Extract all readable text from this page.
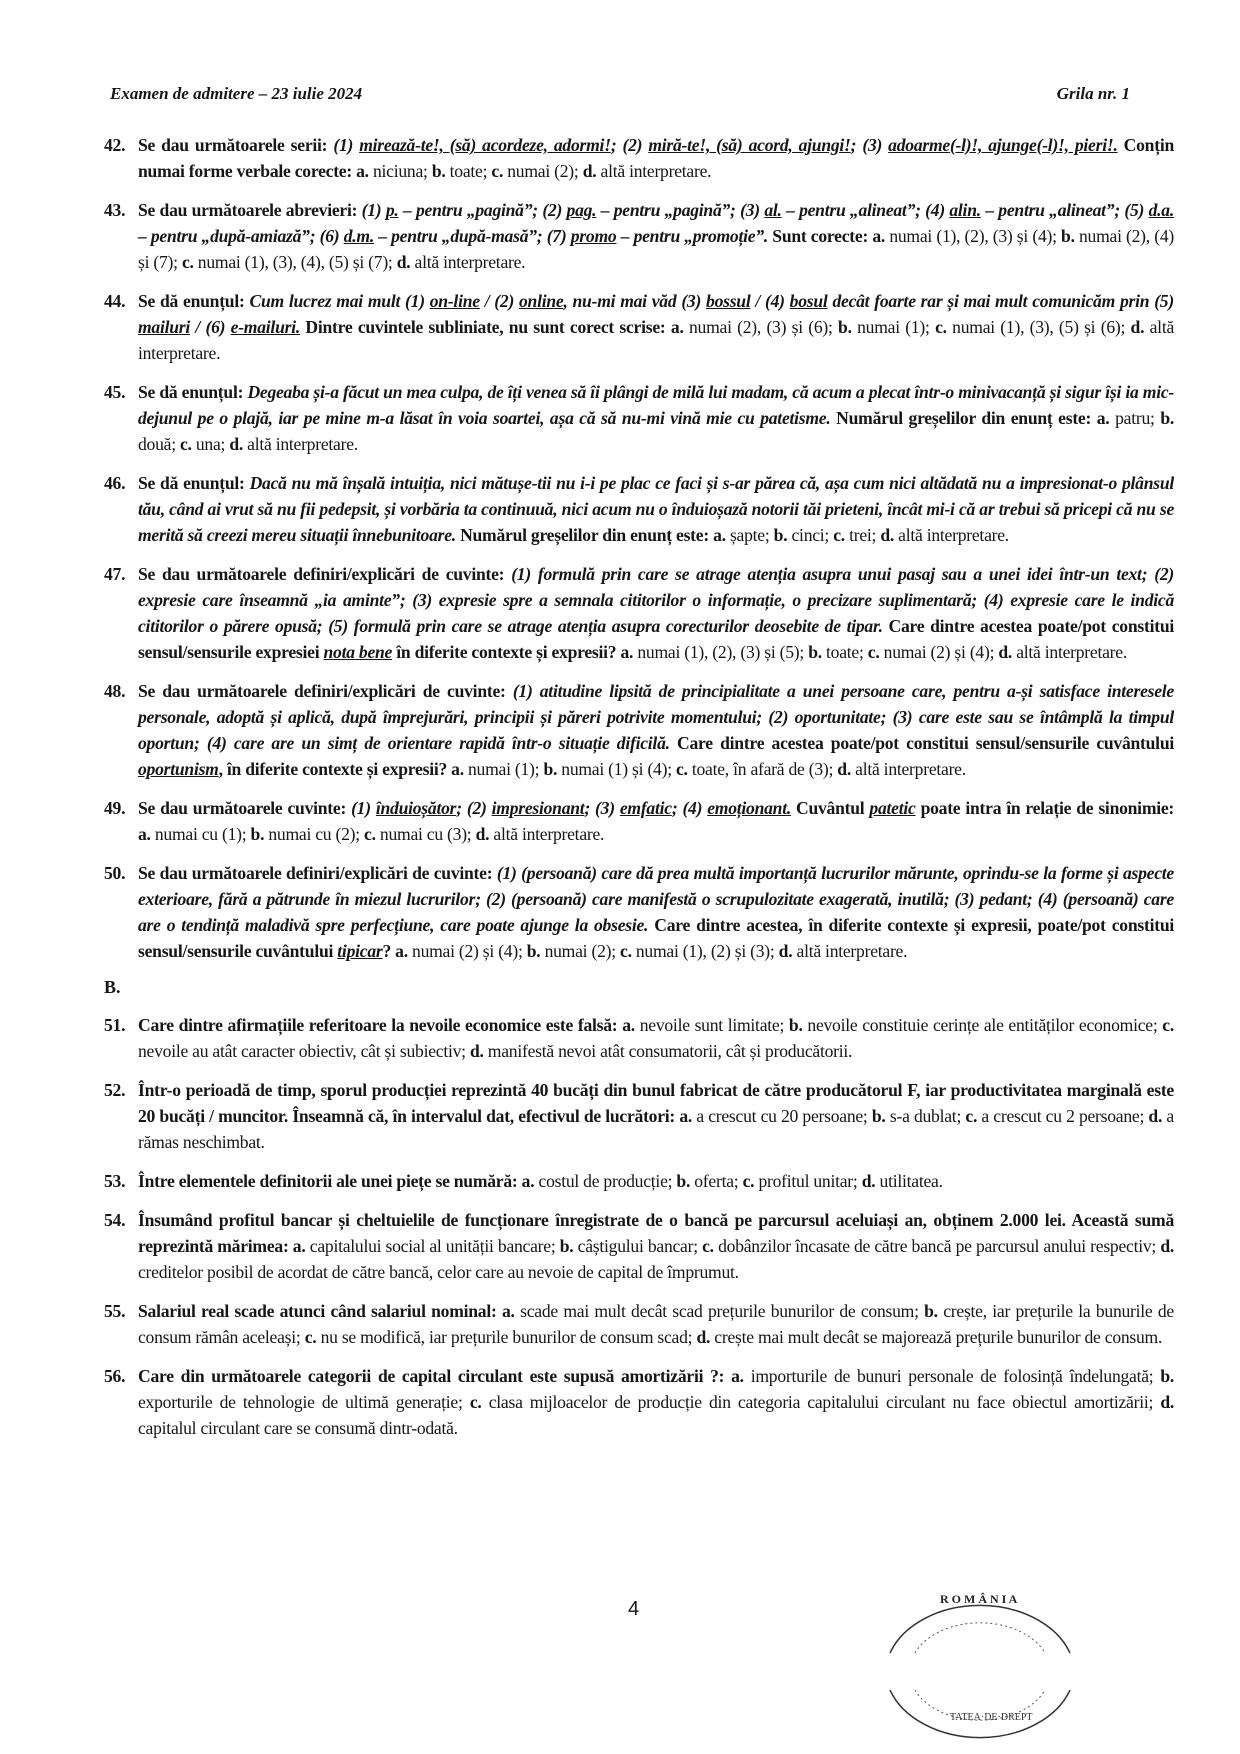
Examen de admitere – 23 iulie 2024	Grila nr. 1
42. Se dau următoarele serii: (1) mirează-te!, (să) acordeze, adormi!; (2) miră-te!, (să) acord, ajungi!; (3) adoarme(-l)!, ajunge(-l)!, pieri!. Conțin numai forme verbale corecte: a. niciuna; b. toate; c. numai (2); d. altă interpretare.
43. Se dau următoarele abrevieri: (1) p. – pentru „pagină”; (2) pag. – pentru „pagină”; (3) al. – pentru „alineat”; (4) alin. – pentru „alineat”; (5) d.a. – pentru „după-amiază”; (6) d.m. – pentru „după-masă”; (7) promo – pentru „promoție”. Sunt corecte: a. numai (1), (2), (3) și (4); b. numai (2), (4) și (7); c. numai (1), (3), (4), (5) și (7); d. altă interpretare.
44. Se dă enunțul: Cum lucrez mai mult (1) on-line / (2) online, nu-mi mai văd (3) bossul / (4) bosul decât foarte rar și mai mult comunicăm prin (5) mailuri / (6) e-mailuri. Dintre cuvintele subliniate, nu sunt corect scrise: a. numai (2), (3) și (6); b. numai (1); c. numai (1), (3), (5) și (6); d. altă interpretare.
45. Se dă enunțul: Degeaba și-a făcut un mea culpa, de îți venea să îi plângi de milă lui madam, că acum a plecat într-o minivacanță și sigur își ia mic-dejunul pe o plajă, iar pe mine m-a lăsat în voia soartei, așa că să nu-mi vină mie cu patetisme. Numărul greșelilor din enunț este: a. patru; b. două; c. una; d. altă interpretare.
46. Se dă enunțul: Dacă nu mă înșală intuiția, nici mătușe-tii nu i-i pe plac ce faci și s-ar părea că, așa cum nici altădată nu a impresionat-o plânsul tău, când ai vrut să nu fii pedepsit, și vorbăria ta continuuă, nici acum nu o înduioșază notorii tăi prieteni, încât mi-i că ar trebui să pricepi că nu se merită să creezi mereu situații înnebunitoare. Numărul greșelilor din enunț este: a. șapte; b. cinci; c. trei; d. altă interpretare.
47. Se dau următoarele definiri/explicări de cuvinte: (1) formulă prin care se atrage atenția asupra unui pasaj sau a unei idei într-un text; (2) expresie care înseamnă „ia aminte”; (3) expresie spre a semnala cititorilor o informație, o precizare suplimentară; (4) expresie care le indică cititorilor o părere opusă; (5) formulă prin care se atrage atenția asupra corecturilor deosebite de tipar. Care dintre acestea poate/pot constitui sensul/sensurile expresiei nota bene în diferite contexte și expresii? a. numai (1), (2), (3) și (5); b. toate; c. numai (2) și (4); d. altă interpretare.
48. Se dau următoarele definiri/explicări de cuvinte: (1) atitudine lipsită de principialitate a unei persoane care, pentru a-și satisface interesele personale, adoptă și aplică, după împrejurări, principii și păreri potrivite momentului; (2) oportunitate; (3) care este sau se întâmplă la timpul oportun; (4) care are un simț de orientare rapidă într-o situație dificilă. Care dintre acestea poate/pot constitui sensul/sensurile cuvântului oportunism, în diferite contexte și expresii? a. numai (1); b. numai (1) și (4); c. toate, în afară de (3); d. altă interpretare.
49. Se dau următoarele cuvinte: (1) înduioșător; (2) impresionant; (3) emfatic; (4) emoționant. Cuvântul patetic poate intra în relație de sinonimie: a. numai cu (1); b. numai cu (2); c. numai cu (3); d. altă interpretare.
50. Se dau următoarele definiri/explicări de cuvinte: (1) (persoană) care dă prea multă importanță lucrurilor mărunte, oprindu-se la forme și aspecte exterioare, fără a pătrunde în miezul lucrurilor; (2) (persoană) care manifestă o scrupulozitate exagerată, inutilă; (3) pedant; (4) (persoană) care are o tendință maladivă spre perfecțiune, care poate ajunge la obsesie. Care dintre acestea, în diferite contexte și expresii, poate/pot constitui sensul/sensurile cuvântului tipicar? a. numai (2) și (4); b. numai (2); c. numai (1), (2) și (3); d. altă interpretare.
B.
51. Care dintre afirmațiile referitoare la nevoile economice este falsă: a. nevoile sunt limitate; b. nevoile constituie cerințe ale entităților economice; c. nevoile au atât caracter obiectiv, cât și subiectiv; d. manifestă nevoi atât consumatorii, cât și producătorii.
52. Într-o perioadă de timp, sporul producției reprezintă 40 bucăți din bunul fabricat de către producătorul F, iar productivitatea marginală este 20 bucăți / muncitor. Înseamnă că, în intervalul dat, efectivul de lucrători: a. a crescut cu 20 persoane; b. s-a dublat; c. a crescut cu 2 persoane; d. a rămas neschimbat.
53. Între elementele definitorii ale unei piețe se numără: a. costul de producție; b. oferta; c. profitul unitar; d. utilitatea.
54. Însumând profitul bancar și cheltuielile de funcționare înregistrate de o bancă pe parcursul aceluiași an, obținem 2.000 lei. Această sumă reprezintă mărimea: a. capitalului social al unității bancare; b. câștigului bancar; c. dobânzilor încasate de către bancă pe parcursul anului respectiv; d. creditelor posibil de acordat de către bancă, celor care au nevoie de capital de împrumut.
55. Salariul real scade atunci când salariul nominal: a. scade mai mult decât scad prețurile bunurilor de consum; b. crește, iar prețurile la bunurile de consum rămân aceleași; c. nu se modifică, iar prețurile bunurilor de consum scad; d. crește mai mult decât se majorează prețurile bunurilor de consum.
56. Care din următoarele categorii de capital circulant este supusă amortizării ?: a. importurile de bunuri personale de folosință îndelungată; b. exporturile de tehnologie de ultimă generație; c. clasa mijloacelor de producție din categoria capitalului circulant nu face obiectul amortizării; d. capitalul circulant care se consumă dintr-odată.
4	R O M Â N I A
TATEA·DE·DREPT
----------------------------------------
TASK REQUIREMENTS: Omit the pictures and restate the rest of the records verbatim.

COMPLETED TASK:
Extract all readable text from this page.
Examen de admitere – 23 iulie 2024	Grila nr. 1
42. Se dau următoarele serii: (1) mirează-te!, (să) acordeze, adormi!; (2) miră-te!, (să) acord, ajungi!; (3) adoarme(-l)!, ajunge(-l)!, pieri!. Conțin numai forme verbale corecte: a. niciuna; b. toate; c. numai (2); d. altă interpretare.
43. Se dau următoarele abrevieri: (1) p. – pentru „pagină”; (2) pag. – pentru „pagină”; (3) al. – pentru „alineat”; (4) alin. – pentru „alineat”; (5) d.a. – pentru „după-amiază”; (6) d.m. – pentru „după-masă”; (7) promo – pentru „promoție”. Sunt corecte: a. numai (1), (2), (3) și (4); b. numai (2), (4) și (7); c. numai (1), (3), (4), (5) și (7); d. altă interpretare.
44. Se dă enunțul: Cum lucrez mai mult (1) on-line / (2) online, nu-mi mai văd (3) bossul / (4) bosul decât foarte rar și mai mult comunicăm prin (5) mailuri / (6) e-mailuri. Dintre cuvintele subliniate, nu sunt corect scrise: a. numai (2), (3) și (6); b. numai (1); c. numai (1), (3), (5) și (6); d. altă interpretare.
45. Se dă enunțul: Degeaba și-a făcut un mea culpa, de îți venea să îi plângi de milă lui madam, că acum a plecat într-o minivacanță și sigur își ia mic-dejunul pe o plajă, iar pe mine m-a lăsat în voia soartei, așa că să nu-mi vină mie cu patetisme. Numărul greșelilor din enunț este: a. patru; b. două; c. una; d. altă interpretare.
46. Se dă enunțul: Dacă nu mă înșală intuiția, nici mătușe-tii nu i-i pe plac ce faci și s-ar părea că, așa cum nici altădată nu a impresionat-o plânsul tău, când ai vrut să nu fii pedepsit, și vorbăria ta continuuă, nici acum nu o înduioșază notorii tăi prieteni, încât mi-i că ar trebui să pricepi că nu se merită să creezi mereu situații înnebunitoare. Numărul greșelilor din enunț este: a. șapte; b. cinci; c. trei; d. altă interpretare.
47. Se dau următoarele definiri/explicări de cuvinte: (1) formulă prin care se atrage atenția asupra unui pasaj sau a unei idei într-un text; (2) expresie care înseamnă „ia aminte”; (3) expresie spre a semnala cititorilor o informație, o precizare suplimentară; (4) expresie care le indică cititorilor o părere opusă; (5) formulă prin care se atrage atenția asupra corecturilor deosebite de tipar. Care dintre acestea poate/pot constitui sensul/sensurile expresiei nota bene în diferite contexte și expresii? a. numai (1), (2), (3) și (5); b. toate; c. numai (2) și (4); d. altă interpretare.
48. Se dau următoarele definiri/explicări de cuvinte: (1) atitudine lipsită de principialitate a unei persoane care, pentru a-și satisface interesele personale, adoptă și aplică, după împrejurări, principii și păreri potrivite momentului; (2) oportunitate; (3) care este sau se întâmplă la timpul oportun; (4) care are un simț de orientare rapidă într-o situație dificilă. Care dintre acestea poate/pot constitui sensul/sensurile cuvântului oportunism, în diferite contexte și expresii? a. numai (1); b. numai (1) și (4); c. toate, în afară de (3); d. altă interpretare.
49. Se dau următoarele cuvinte: (1) înduioșător; (2) impresionant; (3) emfatic; (4) emoționant. Cuvântul patetic poate intra în relație de sinonimie: a. numai cu (1); b. numai cu (2); c. numai cu (3); d. altă interpretare.
50. Se dau următoarele definiri/explicări de cuvinte: (1) (persoană) care dă prea multă importanță lucrurilor mărunte, oprindu-se la forme și aspecte exterioare, fără a pătrunde în miezul lucrurilor; (2) (persoană) care manifestă o scrupulozitate exagerată, inutilă; (3) pedant; (4) (persoană) care are o tendință maladivă spre perfecțiune, care poate ajunge la obsesie. Care dintre acestea, în diferite contexte și expresii, poate/pot constitui sensul/sensurile cuvântului tipicar? a. numai (2) și (4); b. numai (2); c. numai (1), (2) și (3); d. altă interpretare.
B.
51. Care dintre afirmațiile referitoare la nevoile economice este falsă: a. nevoile sunt limitate; b. nevoile constituie cerințe ale entităților economice; c. nevoile au atât caracter obiectiv, cât și subiectiv; d. manifestă nevoi atât consumatorii, cât și producătorii.
52. Într-o perioadă de timp, sporul producției reprezintă 40 bucăți din bunul fabricat de către producătorul F, iar productivitatea marginală este 20 bucăți / muncitor. Înseamnă că, în intervalul dat, efectivul de lucrători: a. a crescut cu 20 persoane; b. s-a dublat; c. a crescut cu 2 persoane; d. a rămas neschimbat.
53. Între elementele definitorii ale unei piețe se numără: a. costul de producție; b. oferta; c. profitul unitar; d. utilitatea.
54. Însumând profitul bancar și cheltuielile de funcționare înregistrate de o bancă pe parcursul aceluiași an, obținem 2.000 lei. Această sumă reprezintă mărimea: a. capitalului social al unității bancare; b. câștigului bancar; c. dobânzilor încasate de către bancă pe parcursul anului respectiv; d. creditelor posibil de acordat de către bancă, celor care au nevoie de capital de împrumut.
55. Salariul real scade atunci când salariul nominal: a. scade mai mult decât scad prețurile bunurilor de consum; b. crește, iar prețurile la bunurile de consum rămân aceleași; c. nu se modifică, iar prețurile bunurilor de consum scad; d. crește mai mult decât se majorează prețurile bunurilor de consum.
56. Care din următoarele categorii de capital circulant este supusă amortizării ?: a. importurile de bunuri personale de folosință îndelungată; b. exporturile de tehnologie de ultimă generație; c. clasa mijloacelor de producție din categoria capitalului circulant nu face obiectul amortizării; d. capitalul circulant care se consumă dintr-odată.
4	R O M Â N I A
TATEA·DE·DREPT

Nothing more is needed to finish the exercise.